## TAREA ASIGNADA:
Nombra todos los cultivos que integran la rotación descrita en el primer párrafo del fragmento del documento sobre el girasol.

++++ FRAGMENTO DEL DOCUMENTO ++++

En los mejores lotes practican una rotación con cereal (cebada o trigo), luego soja de segunda, al año siguiente maíz y luego girasol. En la zona de Ayacucho, y de la Cuenca del Salado, en los lotes que pueden tener algún riesgo de piso a cosecha, se hacen sojas de ciclo corto o girasol CL, por una cuestión de limpieza de los lotes, “porque vienen con más historia ganadera”. En la rotación, en definitiva, se busca un 33% de cebada-trigo, otro tanto de maíz, un 15% de girasol y el resto soja.

Consultado sobre las claves para el repunte del girasol, Therisod remarcó: “Pasó de ser un cultivo aguerrido que iba a los peores lotes a uno con tecnología que motiva a hacer análisis de suelo, ocuparse de lograr una buena calidad de siembra y también invita a pensar en la fertilización con fósforo para lograr un buen arranque y luego fertilización nitrogenada según la necesidad”. Entre los avances destacó la aparición de híbridos Clearfield (CL), “porque los girasoles en lotes limpios rinden mucho más” y el curado de semillas desde la industria. “Así, el cultivo ha dejado de ser inestable”, sentenció el asesor.

La fecha de siembra ideal, en la mayoría de los lotes a 52 centímetros, es la primer quincena de octubre, salvo en algún bajo con más riesgos de heladas tardías, donde se puede estirar una semana más. “Pero hay que tener mucho cuidado en los lotes sembrados temprano y controlar babosa y bichos bolita, porque pueden hacer un daño grave”, dijo Therisod. Así, en los mejores lotes de la zona de Olavarría hasta Mar del Plata, con el mejor paquete tecnológico, no se baja de rendimientos 28-30 quintales por hectárea (qq/ha). En tanto que de Tandil hacia Ayacucho y Mar Chiquita un rinde normal ronda los 24 a 26 qq/ha.

Finalmente, Therisod advirtió que la “escasa transparencia en la comercialización” es una de las falencias que desmotivan la siembra del cultivo “y a muchos productores les genera bronca porque las pizarras no reflejan lo que pasa”.

Lartirigoyen y Cía. es una empresa con fuerte arraigo en el oeste bonaerense y la provincia de La Pampa, que gestiona la siembra de unas 150.000 hectáreas en todo el país. En el paquete de cultivos, el girasol ocupa un lugar fundamental. “Para nosotros es clave en la rotación: en las zonas girasoleras ocupa el 50% del área y todo en siembra directa”, contó el gerente de siembras de Lartirigoyen, Carlos Fangmann.

++++ INFORMACIÓN REGISTRADA ++++

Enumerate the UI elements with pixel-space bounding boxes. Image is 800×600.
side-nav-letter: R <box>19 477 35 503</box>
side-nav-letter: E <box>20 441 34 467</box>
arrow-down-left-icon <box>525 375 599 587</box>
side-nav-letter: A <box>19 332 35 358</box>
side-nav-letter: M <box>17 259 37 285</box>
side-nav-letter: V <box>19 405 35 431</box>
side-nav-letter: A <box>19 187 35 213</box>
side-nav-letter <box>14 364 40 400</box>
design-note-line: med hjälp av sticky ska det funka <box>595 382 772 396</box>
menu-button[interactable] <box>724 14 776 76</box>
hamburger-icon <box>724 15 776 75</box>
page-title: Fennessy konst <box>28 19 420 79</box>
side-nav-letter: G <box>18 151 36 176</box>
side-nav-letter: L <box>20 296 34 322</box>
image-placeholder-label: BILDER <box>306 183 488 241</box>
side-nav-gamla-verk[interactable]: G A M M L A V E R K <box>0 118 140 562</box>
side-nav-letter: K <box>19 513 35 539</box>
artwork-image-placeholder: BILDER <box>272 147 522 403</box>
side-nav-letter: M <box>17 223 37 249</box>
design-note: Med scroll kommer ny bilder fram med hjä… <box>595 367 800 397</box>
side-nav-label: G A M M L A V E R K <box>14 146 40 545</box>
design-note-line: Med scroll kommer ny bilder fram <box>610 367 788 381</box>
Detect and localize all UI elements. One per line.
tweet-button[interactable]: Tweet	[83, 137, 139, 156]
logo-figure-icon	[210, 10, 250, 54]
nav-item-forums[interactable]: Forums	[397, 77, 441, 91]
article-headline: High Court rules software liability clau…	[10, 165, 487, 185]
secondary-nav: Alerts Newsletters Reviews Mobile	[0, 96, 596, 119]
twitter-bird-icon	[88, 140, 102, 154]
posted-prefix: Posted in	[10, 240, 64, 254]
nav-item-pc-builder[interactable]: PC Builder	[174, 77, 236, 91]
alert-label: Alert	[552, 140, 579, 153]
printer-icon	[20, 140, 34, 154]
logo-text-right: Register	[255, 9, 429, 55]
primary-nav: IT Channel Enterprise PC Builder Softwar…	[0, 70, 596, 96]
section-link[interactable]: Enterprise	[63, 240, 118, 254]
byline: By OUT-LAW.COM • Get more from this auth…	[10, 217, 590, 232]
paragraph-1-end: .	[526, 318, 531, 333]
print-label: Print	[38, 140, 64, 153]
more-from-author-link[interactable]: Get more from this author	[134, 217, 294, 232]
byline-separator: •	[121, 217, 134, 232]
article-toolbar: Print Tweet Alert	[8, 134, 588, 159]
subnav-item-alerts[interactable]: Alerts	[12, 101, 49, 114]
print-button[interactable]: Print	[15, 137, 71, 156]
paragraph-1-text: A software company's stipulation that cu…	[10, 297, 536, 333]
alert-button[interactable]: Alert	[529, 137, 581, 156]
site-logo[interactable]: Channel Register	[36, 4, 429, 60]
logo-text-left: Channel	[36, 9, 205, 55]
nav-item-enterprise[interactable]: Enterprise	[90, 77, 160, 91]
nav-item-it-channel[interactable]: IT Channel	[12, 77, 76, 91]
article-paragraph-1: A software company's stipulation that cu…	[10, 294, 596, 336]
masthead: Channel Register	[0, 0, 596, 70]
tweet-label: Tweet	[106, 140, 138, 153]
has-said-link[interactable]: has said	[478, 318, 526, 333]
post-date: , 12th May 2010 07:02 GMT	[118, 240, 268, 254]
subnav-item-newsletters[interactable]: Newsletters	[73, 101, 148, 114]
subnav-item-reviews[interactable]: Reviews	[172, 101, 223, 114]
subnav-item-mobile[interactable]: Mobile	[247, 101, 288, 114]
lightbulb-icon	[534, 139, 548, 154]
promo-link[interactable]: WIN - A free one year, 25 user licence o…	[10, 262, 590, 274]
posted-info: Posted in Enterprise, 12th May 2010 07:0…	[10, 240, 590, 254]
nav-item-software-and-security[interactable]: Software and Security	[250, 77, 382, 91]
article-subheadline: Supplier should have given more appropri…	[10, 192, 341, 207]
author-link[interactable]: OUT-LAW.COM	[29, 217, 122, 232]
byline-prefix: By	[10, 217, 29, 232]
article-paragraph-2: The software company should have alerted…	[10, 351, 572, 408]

++++

## RESPUESTA ESCRITA:
Cebada, trigo, soja, maíz y girasol.